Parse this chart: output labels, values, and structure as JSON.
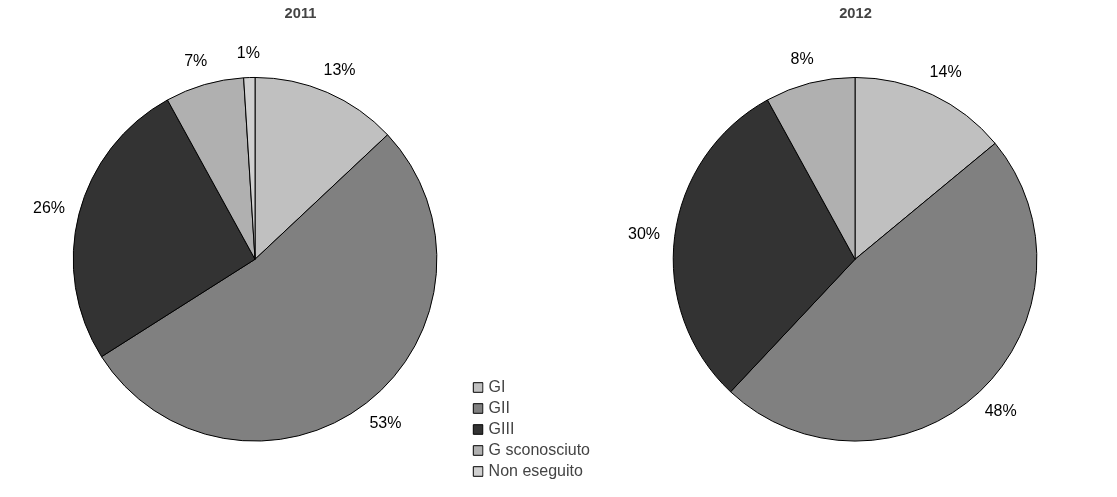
{
  "chart_data": [
    {
      "type": "pie",
      "title": "2011",
      "categories": [
        "GI",
        "GII",
        "GIII",
        "G sconosciuto",
        "Non eseguito"
      ],
      "values": [
        13,
        53,
        26,
        7,
        1
      ],
      "value_labels": [
        "13%",
        "53%",
        "26%",
        "7%",
        "1%"
      ],
      "colors": [
        "#c0c0c0",
        "#808080",
        "#333333",
        "#b0b0b0",
        "#d0d0d0"
      ],
      "legend": "bottom right"
    },
    {
      "type": "pie",
      "title": "2012",
      "categories": [
        null,
        null,
        null,
        null
      ],
      "values": [
        14,
        48,
        30,
        8
      ],
      "value_labels": [
        "14%",
        "48%",
        "30%",
        "8%"
      ],
      "colors": [
        "#c0c0c0",
        "#808080",
        "#333333",
        "#b0b0b0"
      ]
    }
  ]
}
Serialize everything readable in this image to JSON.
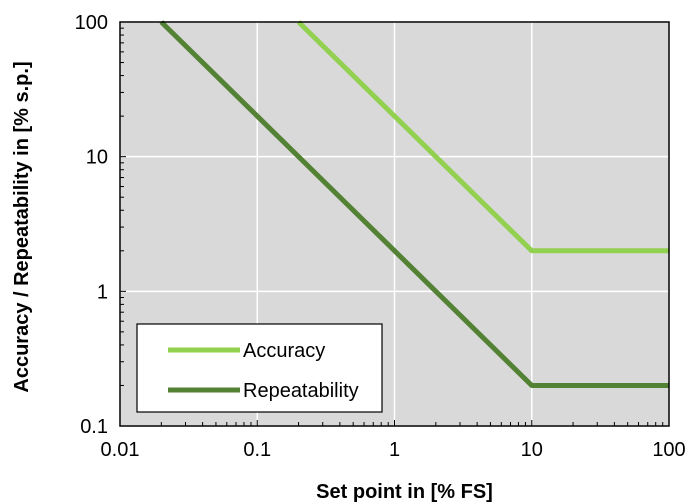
---*---
Requirement: Please set down each line of the data above exactly as written, without the pictures.

Answer to the problem:
Parse this chart: output labels, values, and structure as JSON.
{
  "chart_data": [
    {
      "type": "pie",
      "title": "2011",
      "categories": [
        "GI",
        "GII",
        "GIII",
        "G sconosciuto",
        "Non eseguito"
      ],
      "values": [
        13,
        53,
        26,
        7,
        1
      ],
      "value_labels": [
        "13%",
        "53%",
        "26%",
        "7%",
        "1%"
      ],
      "colors": [
        "#c0c0c0",
        "#808080",
        "#333333",
        "#b0b0b0",
        "#d0d0d0"
      ],
      "legend": "bottom right"
    },
    {
      "type": "pie",
      "title": "2012",
      "categories": [
        null,
        null,
        null,
        null
      ],
      "values": [
        14,
        48,
        30,
        8
      ],
      "value_labels": [
        "14%",
        "48%",
        "30%",
        "8%"
      ],
      "colors": [
        "#c0c0c0",
        "#808080",
        "#333333",
        "#b0b0b0"
      ]
    }
  ]
}
Serialize everything readable in this image to JSON.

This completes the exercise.